▶ [THE PROBLEM] Transcribe every entry below word for word, but skip the pictures.

(Recorded data)
-*-

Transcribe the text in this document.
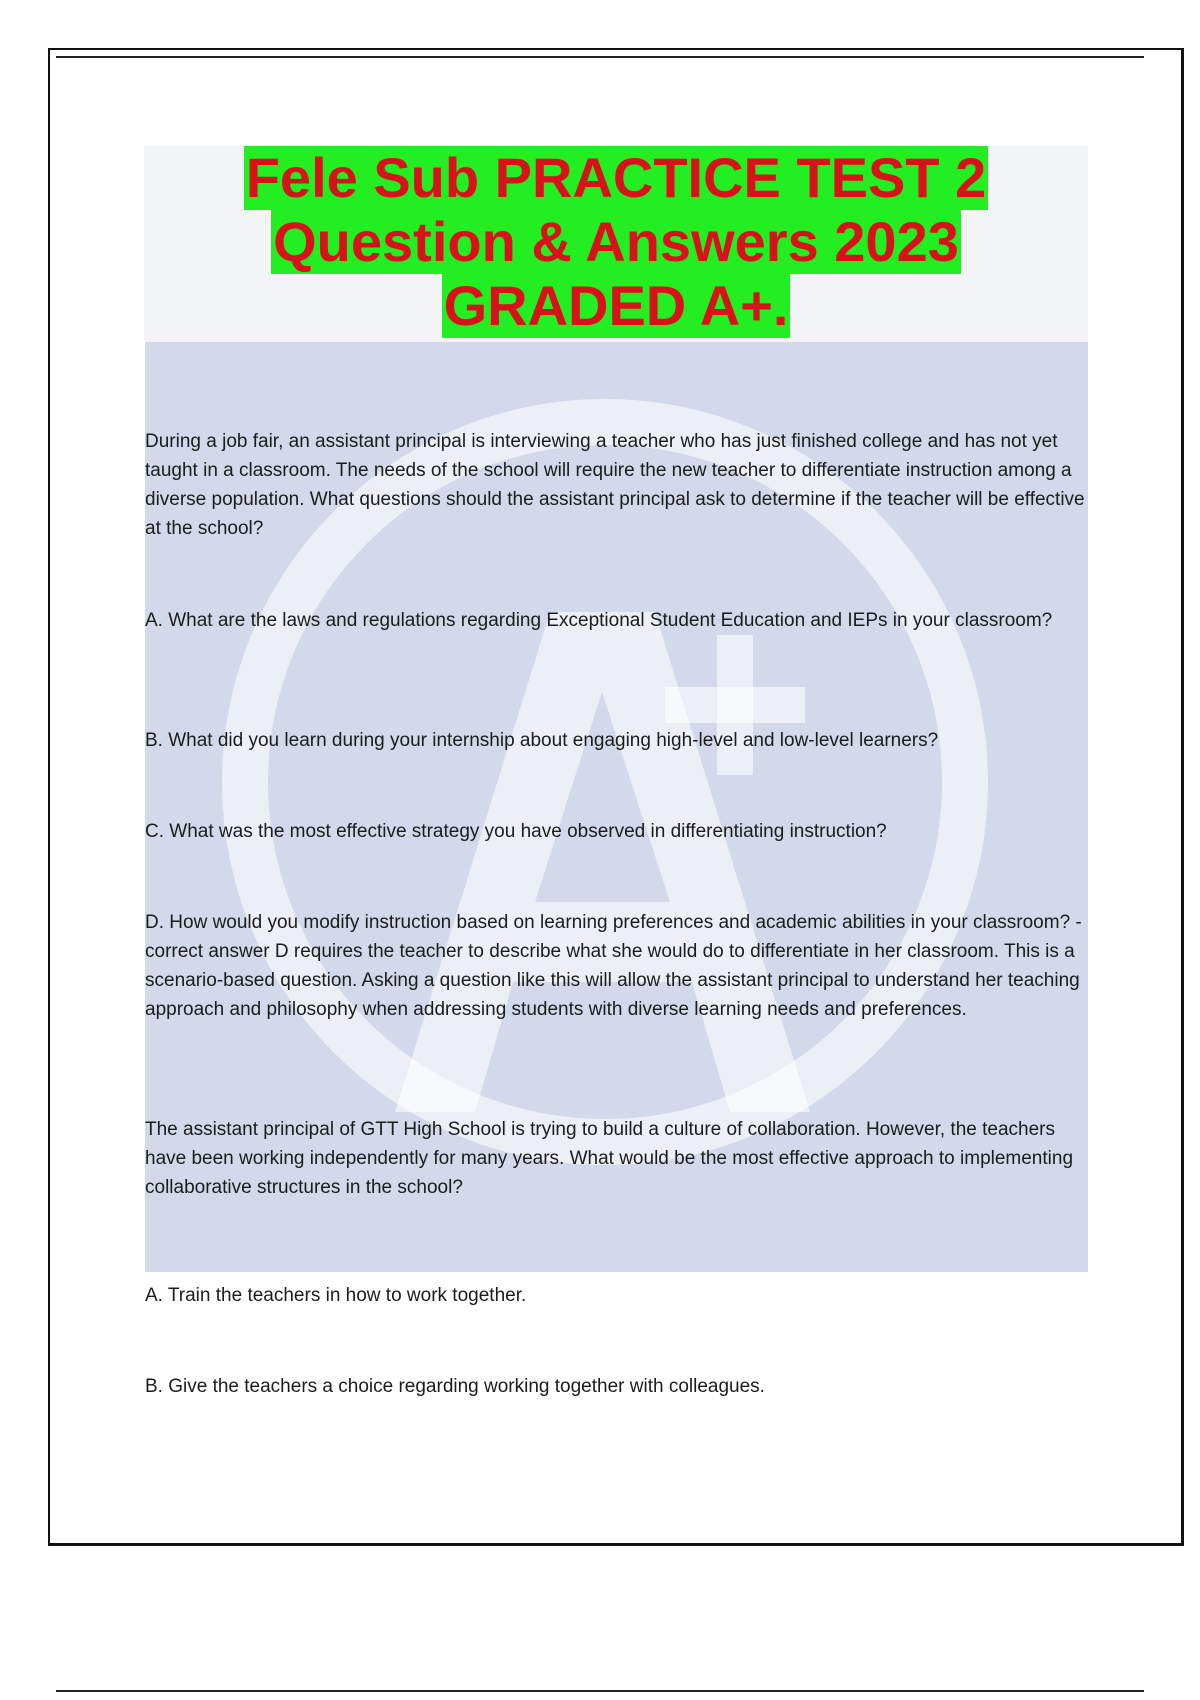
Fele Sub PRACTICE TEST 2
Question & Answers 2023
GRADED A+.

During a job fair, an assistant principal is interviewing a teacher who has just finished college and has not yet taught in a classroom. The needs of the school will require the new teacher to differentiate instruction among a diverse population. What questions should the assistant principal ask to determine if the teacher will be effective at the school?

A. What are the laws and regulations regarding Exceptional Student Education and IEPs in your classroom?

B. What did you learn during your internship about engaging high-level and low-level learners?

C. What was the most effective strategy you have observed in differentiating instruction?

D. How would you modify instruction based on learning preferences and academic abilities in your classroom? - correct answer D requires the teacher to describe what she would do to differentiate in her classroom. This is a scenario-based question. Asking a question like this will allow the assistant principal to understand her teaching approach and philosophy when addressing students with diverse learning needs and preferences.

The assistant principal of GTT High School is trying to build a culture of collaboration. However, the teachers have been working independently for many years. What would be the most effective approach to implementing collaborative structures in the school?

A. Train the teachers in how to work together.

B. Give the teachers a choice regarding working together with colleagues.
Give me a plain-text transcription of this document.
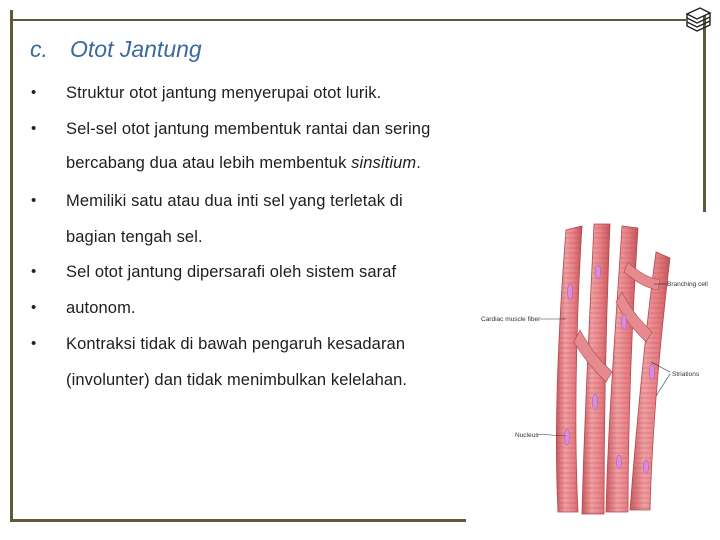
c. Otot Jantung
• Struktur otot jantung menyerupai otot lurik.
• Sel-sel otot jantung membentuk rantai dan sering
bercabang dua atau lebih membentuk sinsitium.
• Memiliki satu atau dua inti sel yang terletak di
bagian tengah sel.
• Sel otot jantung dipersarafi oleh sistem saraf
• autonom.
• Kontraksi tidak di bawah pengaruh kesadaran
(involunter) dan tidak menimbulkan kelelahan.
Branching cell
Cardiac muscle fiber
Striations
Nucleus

-*-

▶ [RESULT OF THIS TASK]
Transcribe the text in this document.
Fele Sub PRACTICE TEST 2
Question & Answers 2023
GRADED A+.

During a job fair, an assistant principal is interviewing a teacher who has just finished college and has not yet taught in a classroom. The needs of the school will require the new teacher to differentiate instruction among a diverse population. What questions should the assistant principal ask to determine if the teacher will be effective at the school?

A. What are the laws and regulations regarding Exceptional Student Education and IEPs in your classroom?

B. What did you learn during your internship about engaging high-level and low-level learners?

C. What was the most effective strategy you have observed in differentiating instruction?

D. How would you modify instruction based on learning preferences and academic abilities in your classroom? - correct answer D requires the teacher to describe what she would do to differentiate in her classroom. This is a scenario-based question. Asking a question like this will allow the assistant principal to understand her teaching approach and philosophy when addressing students with diverse learning needs and preferences.

The assistant principal of GTT High School is trying to build a culture of collaboration. However, the teachers have been working independently for many years. What would be the most effective approach to implementing collaborative structures in the school?

A. Train the teachers in how to work together.

B. Give the teachers a choice regarding working together with colleagues.
Give me a plain-text transcription of this document.
c. Otot Jantung
• Struktur otot jantung menyerupai otot lurik.
• Sel-sel otot jantung membentuk rantai dan sering
bercabang dua atau lebih membentuk sinsitium.
• Memiliki satu atau dua inti sel yang terletak di
bagian tengah sel.
• Sel otot jantung dipersarafi oleh sistem saraf
• autonom.
• Kontraksi tidak di bawah pengaruh kesadaran
(involunter) dan tidak menimbulkan kelelahan.
Branching cell
Cardiac muscle fiber
Striations
Nucleus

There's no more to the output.